* Begin Data entries *

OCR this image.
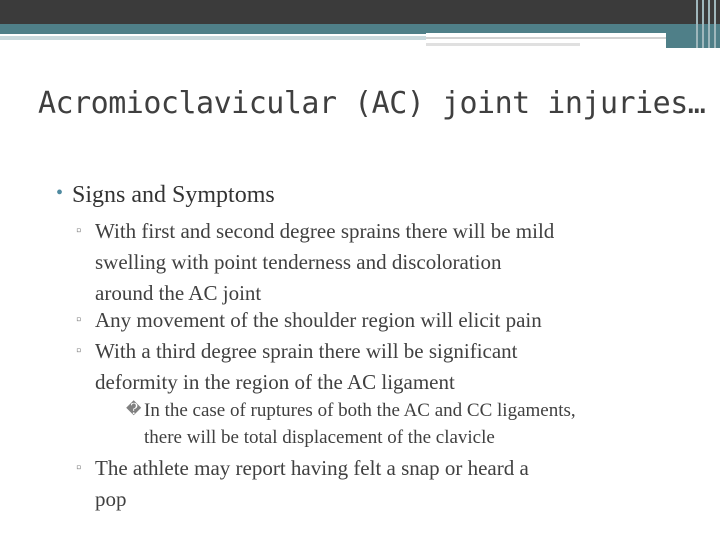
Acromioclavicular (AC) joint injuries…
• Signs and Symptoms
▫ With first and second degree sprains there will be mild
swelling with point tenderness and discoloration
around the AC joint
▫ Any movement of the shoulder region will elicit pain
▫ With a third degree sprain there will be significant
deformity in the region of the AC ligament
� In the case of ruptures of both the AC and CC ligaments,
there will be total displacement of the clavicle
▫ The athlete may report having felt a snap or heard a
pop
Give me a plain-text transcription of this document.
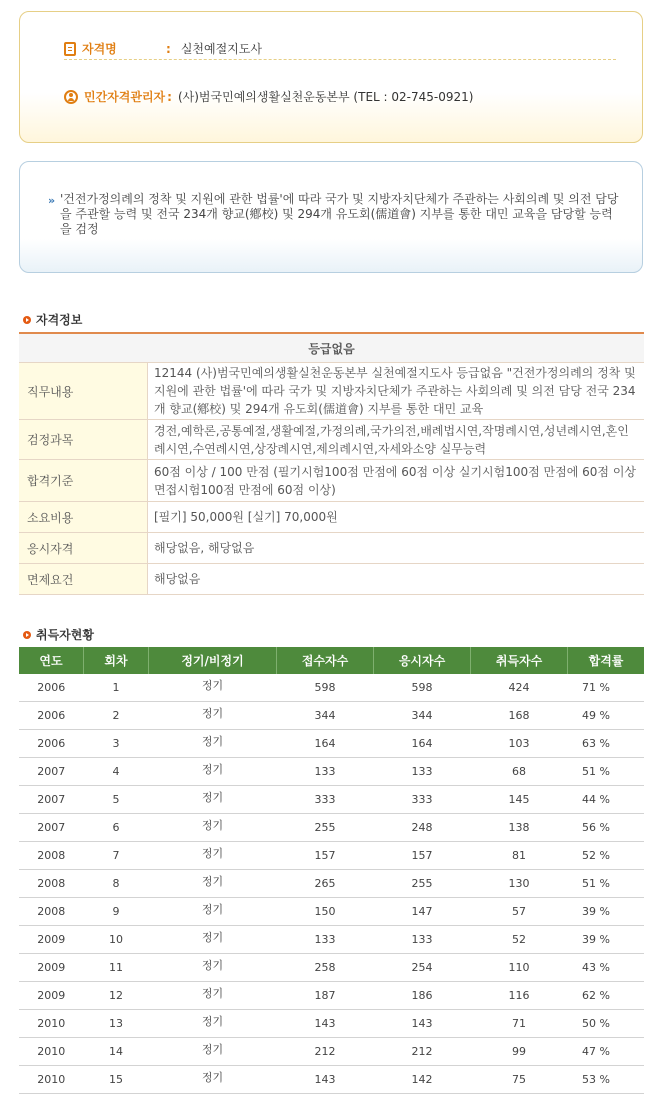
자격명	: 실천예절지도사
민간자격관리자 : (사)범국민예의생활실천운동본부 (TEL : 02-745-0921)
» '건전가정의례의 정착 및 지원에 관한 법률'에 따라 국가 및 지방자치단체가 주관하는 사회의례 및 의전 담당을 주관할 능력 및 전국 234개 향교(鄕校) 및 294개 유도회(儒道會) 지부를 통한 대민 교육을 담당할 능력을 검정
자격정보
등급없음	
직무내용	12144 (사)범국민예의생활실천운동본부 실천예절지도사 등급없음 "건전가정의례의 정착 및 지원에 관한 법률'에 따라 국가 및 지방자치단체가 주관하는 사회의례 및 의전 담당 전국 234개 향교(鄕校) 및 294개 유도회(儒道會) 지부를 통한 대민 교육
검정과목	경전,예학론,공통예절,생활예절,가정의례,국가의전,배례법시연,작명례시연,성년례시연,혼인례시연,수연례시연,상장례시연,제의례시연,자세와소양 실무능력
합격기준	60점 이상 / 100 만점 (필기시험100점 만점에 60점 이상 실기시험100점 만점에 60점 이상 면접시험100점 만점에 60점 이상)
소요비용	[필기] 50,000원 [실기] 70,000원
응시자격	해당없음, 해당없음
면제요건	해당없음
취득자현황
연도	회차	정기/비정기	접수자수	응시자수	취득자수	합격률
2006	1	정기	598	598	424	71 %
2006	2	정기	344	344	168	49 %
2006	3	정기	164	164	103	63 %
2007	4	정기	133	133	68	51 %
2007	5	정기	333	333	145	44 %
2007	6	정기	255	248	138	56 %
2008	7	정기	157	157	81	52 %
2008	8	정기	265	255	130	51 %
2008	9	정기	150	147	57	39 %
2009	10	정기	133	133	52	39 %
2009	11	정기	258	254	110	43 %
2009	12	정기	187	186	116	62 %
2010	13	정기	143	143	71	50 %
2010	14	정기	212	212	99	47 %
2010	15	정기	143	142	75	53 %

* End Data entries *

# Your task
Your copy of the data above should match it exactly, except that pictures are left out.

# Final result
OCR this image.
Acromioclavicular (AC) joint injuries…
• Signs and Symptoms
▫ With first and second degree sprains there will be mild
swelling with point tenderness and discoloration
around the AC joint
▫ Any movement of the shoulder region will elicit pain
▫ With a third degree sprain there will be significant
deformity in the region of the AC ligament
� In the case of ruptures of both the AC and CC ligaments,
there will be total displacement of the clavicle
▫ The athlete may report having felt a snap or heard a
pop
Give me a plain-text transcription of this document.
자격명	: 실천예절지도사
민간자격관리자 : (사)범국민예의생활실천운동본부 (TEL : 02-745-0921)
» '건전가정의례의 정착 및 지원에 관한 법률'에 따라 국가 및 지방자치단체가 주관하는 사회의례 및 의전 담당을 주관할 능력 및 전국 234개 향교(鄕校) 및 294개 유도회(儒道會) 지부를 통한 대민 교육을 담당할 능력을 검정
자격정보
등급없음	
직무내용	12144 (사)범국민예의생활실천운동본부 실천예절지도사 등급없음 "건전가정의례의 정착 및 지원에 관한 법률'에 따라 국가 및 지방자치단체가 주관하는 사회의례 및 의전 담당 전국 234개 향교(鄕校) 및 294개 유도회(儒道會) 지부를 통한 대민 교육
검정과목	경전,예학론,공통예절,생활예절,가정의례,국가의전,배례법시연,작명례시연,성년례시연,혼인례시연,수연례시연,상장례시연,제의례시연,자세와소양 실무능력
합격기준	60점 이상 / 100 만점 (필기시험100점 만점에 60점 이상 실기시험100점 만점에 60점 이상 면접시험100점 만점에 60점 이상)
소요비용	[필기] 50,000원 [실기] 70,000원
응시자격	해당없음, 해당없음
면제요건	해당없음
취득자현황
연도	회차	정기/비정기	접수자수	응시자수	취득자수	합격률
2006	1	정기	598	598	424	71 %
2006	2	정기	344	344	168	49 %
2006	3	정기	164	164	103	63 %
2007	4	정기	133	133	68	51 %
2007	5	정기	333	333	145	44 %
2007	6	정기	255	248	138	56 %
2008	7	정기	157	157	81	52 %
2008	8	정기	265	255	130	51 %
2008	9	정기	150	147	57	39 %
2009	10	정기	133	133	52	39 %
2009	11	정기	258	254	110	43 %
2009	12	정기	187	186	116	62 %
2010	13	정기	143	143	71	50 %
2010	14	정기	212	212	99	47 %
2010	15	정기	143	142	75	53 %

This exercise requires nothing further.